Set down, word for word, the stretch of lines from the one containing "Read out every word on this page." to the end of the records below.

(Records contained in a dataset)
**********

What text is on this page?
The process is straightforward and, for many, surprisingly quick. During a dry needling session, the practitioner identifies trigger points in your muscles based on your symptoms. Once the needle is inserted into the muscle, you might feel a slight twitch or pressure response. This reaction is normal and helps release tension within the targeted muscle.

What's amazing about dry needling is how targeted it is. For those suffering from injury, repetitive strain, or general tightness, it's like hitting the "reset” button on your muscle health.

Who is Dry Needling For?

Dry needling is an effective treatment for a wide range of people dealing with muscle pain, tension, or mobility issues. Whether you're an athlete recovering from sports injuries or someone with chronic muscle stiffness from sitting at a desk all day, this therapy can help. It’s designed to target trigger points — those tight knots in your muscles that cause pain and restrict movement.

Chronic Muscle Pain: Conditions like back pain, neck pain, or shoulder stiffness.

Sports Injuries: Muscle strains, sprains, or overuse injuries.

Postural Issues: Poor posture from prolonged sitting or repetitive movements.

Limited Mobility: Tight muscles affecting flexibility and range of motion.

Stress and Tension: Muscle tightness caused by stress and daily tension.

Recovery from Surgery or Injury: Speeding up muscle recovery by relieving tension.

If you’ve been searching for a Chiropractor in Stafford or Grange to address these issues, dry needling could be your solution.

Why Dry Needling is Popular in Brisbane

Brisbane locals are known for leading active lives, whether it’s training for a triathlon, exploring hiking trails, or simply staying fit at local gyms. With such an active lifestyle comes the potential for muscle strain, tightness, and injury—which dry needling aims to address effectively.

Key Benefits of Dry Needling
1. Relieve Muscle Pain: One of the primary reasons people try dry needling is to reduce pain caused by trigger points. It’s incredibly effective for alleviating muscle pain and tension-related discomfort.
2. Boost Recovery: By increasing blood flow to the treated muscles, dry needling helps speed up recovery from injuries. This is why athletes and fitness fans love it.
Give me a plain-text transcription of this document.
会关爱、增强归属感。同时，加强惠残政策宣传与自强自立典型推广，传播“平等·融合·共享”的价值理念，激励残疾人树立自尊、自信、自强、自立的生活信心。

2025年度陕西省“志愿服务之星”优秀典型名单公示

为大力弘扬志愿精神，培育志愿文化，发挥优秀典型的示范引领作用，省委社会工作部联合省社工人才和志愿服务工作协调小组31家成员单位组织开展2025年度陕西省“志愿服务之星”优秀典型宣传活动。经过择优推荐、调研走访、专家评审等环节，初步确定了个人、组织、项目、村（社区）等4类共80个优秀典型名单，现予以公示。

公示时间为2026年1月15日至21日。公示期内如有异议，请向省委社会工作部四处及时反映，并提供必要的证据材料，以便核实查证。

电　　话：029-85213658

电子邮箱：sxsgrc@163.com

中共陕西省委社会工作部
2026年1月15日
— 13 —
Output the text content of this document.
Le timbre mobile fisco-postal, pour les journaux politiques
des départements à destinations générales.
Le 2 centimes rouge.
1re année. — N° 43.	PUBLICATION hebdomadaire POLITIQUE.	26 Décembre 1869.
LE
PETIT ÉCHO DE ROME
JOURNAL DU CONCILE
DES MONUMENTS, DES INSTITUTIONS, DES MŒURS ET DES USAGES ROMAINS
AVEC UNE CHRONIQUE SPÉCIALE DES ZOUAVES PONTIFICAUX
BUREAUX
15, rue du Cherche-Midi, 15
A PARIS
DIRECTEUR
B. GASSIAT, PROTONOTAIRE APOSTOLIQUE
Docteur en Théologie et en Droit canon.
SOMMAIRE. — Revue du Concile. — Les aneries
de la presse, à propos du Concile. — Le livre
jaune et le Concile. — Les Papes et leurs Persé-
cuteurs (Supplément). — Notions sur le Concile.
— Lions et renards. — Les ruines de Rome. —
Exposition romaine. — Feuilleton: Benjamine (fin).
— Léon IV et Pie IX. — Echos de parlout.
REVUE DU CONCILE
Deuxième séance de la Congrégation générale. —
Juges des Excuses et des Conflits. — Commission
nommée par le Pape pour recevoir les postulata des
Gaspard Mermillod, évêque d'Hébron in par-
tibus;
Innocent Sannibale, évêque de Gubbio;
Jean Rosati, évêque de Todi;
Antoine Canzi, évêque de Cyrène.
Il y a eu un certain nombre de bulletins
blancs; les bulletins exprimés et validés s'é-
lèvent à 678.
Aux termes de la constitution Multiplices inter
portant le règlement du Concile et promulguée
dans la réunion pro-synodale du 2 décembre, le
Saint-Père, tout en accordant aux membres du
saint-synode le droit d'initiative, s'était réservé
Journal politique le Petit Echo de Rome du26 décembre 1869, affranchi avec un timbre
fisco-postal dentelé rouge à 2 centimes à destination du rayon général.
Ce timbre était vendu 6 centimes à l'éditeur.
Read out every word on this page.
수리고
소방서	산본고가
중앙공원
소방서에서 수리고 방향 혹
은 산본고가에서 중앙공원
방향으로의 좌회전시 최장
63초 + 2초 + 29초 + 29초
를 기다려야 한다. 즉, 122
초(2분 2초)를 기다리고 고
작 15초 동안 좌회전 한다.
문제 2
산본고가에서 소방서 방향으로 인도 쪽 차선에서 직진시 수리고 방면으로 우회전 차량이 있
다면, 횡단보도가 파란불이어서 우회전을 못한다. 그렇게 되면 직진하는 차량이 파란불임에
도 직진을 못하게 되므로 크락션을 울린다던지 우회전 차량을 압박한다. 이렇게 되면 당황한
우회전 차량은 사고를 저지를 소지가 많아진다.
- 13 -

**********

> [Solution]:
Read out every word on this page.
수리고
소방서	산본고가
중앙공원
소방서에서 수리고 방향 혹
은 산본고가에서 중앙공원
방향으로의 좌회전시 최장
63초 + 2초 + 29초 + 29초
를 기다려야 한다. 즉, 122
초(2분 2초)를 기다리고 고
작 15초 동안 좌회전 한다.
문제 2
산본고가에서 소방서 방향으로 인도 쪽 차선에서 직진시 수리고 방면으로 우회전 차량이 있
다면, 횡단보도가 파란불이어서 우회전을 못한다. 그렇게 되면 직진하는 차량이 파란불임에
도 직진을 못하게 되므로 크락션을 울린다던지 우회전 차량을 압박한다. 이렇게 되면 당황한
우회전 차량은 사고를 저지를 소지가 많아진다.
- 13 -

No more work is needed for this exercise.